| Set problem |
Retype the entries verbatim, starting at the first line and ending at the line that contains "Point [75,199,97,213]". Include both of those lines.

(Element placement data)
——————
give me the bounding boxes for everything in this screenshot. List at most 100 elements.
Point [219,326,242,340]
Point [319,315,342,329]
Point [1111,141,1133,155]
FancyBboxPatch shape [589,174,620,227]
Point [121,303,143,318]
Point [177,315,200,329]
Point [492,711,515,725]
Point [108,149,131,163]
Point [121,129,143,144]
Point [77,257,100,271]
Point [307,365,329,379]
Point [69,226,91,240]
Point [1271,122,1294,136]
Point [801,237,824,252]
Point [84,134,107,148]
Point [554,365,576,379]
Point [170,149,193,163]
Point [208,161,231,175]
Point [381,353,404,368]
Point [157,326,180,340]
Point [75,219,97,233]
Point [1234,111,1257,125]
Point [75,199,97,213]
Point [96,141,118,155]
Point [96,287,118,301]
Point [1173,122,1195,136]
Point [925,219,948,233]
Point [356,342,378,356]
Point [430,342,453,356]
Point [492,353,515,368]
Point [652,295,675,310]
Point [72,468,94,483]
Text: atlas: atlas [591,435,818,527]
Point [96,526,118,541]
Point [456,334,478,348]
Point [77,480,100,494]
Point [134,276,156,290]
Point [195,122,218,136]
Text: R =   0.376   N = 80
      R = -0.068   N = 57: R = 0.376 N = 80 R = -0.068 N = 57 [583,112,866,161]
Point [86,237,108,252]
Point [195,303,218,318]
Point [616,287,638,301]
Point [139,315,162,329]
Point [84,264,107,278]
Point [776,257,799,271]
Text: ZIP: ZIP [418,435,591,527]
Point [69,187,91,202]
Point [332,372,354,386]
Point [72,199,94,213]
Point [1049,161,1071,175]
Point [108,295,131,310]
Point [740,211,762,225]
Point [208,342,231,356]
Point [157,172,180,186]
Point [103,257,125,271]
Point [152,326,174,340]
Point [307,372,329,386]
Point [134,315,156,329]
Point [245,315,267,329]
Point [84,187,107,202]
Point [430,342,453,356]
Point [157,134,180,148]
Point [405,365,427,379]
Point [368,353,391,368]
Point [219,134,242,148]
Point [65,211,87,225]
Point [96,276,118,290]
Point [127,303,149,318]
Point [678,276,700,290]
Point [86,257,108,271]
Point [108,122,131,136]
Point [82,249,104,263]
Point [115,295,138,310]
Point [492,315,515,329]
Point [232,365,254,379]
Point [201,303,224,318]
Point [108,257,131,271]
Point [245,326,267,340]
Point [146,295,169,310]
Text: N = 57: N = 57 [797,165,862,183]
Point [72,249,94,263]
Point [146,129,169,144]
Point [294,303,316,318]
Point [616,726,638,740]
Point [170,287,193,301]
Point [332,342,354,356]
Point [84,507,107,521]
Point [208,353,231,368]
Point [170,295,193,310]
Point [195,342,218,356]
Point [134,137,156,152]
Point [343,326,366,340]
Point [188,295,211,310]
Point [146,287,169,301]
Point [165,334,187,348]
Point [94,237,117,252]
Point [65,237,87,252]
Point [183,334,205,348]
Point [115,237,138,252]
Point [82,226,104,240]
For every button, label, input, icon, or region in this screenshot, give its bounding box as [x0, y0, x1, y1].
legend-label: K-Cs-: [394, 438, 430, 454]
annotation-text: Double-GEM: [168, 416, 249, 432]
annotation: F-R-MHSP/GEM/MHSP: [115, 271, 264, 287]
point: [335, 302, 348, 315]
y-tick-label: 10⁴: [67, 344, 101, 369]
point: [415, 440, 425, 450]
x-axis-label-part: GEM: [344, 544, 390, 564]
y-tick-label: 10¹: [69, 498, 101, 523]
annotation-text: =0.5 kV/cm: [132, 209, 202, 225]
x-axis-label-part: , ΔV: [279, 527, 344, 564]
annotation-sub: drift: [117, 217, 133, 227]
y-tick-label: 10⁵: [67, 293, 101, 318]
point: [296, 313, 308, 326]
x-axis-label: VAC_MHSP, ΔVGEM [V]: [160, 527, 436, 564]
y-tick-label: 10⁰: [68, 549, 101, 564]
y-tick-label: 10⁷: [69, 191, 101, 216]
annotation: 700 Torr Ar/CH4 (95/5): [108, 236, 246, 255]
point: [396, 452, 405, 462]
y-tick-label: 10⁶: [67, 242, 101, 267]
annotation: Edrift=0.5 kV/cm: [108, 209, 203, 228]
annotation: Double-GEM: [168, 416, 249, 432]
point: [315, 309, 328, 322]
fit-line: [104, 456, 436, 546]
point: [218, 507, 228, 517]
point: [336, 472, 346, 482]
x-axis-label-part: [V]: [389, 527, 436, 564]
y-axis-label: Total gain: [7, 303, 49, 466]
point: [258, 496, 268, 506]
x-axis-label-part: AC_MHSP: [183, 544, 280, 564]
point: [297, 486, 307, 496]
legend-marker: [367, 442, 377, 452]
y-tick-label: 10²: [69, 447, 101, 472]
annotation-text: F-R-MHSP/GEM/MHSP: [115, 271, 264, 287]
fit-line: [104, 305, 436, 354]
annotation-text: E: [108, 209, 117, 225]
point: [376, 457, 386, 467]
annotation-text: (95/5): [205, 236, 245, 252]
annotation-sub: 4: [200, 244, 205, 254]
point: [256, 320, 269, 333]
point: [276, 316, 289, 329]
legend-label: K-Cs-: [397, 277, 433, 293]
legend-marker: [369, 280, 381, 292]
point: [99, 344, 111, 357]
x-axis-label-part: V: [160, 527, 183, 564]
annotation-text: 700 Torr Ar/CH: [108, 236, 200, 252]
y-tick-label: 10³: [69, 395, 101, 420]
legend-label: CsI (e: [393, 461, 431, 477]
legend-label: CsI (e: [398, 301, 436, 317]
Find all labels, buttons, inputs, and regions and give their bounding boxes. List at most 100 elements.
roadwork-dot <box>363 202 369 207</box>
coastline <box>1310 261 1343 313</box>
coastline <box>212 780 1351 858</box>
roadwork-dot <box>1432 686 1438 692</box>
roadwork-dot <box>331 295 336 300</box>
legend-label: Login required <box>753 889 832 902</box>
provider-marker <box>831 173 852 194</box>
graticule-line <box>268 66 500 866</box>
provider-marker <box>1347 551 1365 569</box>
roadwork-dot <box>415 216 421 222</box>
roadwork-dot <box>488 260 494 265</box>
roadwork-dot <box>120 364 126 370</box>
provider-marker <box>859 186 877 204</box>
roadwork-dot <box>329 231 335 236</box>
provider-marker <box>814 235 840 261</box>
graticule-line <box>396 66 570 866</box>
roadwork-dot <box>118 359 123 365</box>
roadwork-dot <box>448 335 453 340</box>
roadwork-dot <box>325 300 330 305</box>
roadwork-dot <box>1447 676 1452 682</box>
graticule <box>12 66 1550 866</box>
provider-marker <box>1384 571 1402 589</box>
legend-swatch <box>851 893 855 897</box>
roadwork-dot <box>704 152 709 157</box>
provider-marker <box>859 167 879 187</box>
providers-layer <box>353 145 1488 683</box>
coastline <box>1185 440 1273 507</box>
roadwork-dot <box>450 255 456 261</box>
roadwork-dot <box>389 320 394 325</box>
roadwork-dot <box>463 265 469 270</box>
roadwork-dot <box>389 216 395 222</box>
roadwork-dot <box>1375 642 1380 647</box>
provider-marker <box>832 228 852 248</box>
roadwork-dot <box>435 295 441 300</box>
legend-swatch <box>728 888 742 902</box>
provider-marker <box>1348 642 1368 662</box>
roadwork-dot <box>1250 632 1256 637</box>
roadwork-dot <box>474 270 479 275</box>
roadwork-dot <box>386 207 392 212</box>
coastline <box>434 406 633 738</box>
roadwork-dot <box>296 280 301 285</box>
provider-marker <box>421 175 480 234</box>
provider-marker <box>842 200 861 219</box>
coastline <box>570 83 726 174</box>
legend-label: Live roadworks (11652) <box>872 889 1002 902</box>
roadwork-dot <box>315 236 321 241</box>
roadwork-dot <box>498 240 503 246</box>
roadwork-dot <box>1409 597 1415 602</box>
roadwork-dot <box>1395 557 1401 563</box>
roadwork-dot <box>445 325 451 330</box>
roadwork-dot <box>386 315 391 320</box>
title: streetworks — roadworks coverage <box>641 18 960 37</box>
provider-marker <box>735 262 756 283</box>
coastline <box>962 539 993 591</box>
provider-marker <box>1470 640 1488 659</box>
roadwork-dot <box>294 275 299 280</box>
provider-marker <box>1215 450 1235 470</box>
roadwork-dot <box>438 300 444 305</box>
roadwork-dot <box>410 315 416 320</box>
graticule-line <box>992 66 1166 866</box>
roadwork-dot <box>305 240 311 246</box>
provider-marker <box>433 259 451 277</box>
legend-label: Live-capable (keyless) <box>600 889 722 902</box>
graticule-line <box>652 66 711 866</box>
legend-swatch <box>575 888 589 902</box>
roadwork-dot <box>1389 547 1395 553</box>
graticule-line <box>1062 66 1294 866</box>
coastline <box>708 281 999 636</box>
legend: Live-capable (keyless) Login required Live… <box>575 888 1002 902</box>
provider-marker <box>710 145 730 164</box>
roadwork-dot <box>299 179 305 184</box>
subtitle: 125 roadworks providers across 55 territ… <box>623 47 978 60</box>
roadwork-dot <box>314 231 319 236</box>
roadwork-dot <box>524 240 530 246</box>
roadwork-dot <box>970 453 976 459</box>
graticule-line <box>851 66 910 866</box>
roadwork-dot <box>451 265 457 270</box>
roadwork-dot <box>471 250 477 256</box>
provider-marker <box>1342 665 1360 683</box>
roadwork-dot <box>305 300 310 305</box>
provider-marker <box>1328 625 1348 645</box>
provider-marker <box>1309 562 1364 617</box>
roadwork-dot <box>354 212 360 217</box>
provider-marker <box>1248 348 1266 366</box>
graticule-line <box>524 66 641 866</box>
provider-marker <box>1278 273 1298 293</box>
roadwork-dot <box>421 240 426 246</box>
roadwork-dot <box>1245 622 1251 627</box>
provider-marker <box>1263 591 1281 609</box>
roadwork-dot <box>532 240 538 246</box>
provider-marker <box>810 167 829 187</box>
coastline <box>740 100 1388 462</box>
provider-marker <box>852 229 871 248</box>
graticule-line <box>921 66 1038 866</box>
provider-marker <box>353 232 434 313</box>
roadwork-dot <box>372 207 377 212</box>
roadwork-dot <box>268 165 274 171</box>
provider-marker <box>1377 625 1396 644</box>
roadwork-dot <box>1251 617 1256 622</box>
——————
| Result of the exercise |
give me the bounding boxes for everything in this screenshot. List at most 100 elements.
Point [219,326,242,340]
Point [319,315,342,329]
Point [1111,141,1133,155]
FancyBboxPatch shape [589,174,620,227]
Point [121,303,143,318]
Point [177,315,200,329]
Point [492,711,515,725]
Point [108,149,131,163]
Point [121,129,143,144]
Point [77,257,100,271]
Point [307,365,329,379]
Point [69,226,91,240]
Point [1271,122,1294,136]
Point [801,237,824,252]
Point [84,134,107,148]
Point [554,365,576,379]
Point [170,149,193,163]
Point [208,161,231,175]
Point [381,353,404,368]
Point [157,326,180,340]
Point [75,219,97,233]
Point [1234,111,1257,125]
Point [75,199,97,213]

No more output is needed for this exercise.